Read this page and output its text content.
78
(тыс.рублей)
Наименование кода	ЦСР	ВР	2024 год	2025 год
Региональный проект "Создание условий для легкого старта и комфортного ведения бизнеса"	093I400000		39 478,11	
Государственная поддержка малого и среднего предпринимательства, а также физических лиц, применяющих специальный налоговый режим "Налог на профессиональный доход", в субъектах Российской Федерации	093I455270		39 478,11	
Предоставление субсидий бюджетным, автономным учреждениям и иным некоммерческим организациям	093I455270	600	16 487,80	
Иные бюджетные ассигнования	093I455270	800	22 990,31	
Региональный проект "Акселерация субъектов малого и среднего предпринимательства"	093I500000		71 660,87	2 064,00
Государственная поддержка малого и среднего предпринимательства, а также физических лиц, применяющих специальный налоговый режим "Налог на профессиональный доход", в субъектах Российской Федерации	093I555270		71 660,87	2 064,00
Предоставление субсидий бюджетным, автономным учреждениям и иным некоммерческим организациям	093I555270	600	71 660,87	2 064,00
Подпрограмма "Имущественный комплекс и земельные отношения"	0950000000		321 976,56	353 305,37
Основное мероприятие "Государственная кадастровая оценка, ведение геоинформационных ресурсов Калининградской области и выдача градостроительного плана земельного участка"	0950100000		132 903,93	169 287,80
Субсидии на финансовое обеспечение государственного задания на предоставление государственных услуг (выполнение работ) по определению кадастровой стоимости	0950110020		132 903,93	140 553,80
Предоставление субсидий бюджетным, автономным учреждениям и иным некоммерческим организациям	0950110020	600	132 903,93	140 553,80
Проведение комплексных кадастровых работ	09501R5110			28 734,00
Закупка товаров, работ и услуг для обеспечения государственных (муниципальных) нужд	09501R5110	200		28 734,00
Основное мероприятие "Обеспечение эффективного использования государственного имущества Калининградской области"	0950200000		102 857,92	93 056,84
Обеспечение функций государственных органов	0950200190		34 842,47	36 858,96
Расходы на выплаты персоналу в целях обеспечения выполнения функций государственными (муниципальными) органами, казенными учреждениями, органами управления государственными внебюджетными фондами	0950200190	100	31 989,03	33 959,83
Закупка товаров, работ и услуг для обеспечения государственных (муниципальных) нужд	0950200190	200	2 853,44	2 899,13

=== Required task ===
Gather and return every line that holds the string "некоммерческим".

=== Final answer ===
Предоставление субсидий бюджетным, автономным учреждениям и иным некоммерческим организациям	093I455270	600	16 487,80	
Предоставление субсидий бюджетным, автономным учреждениям и иным некоммерческим организациям	093I555270	600	71 660,87	2 064,00
Предоставление субсидий бюджетным, автономным учреждениям и иным некоммерческим организациям	0950110020	600	132 903,93	140 553,80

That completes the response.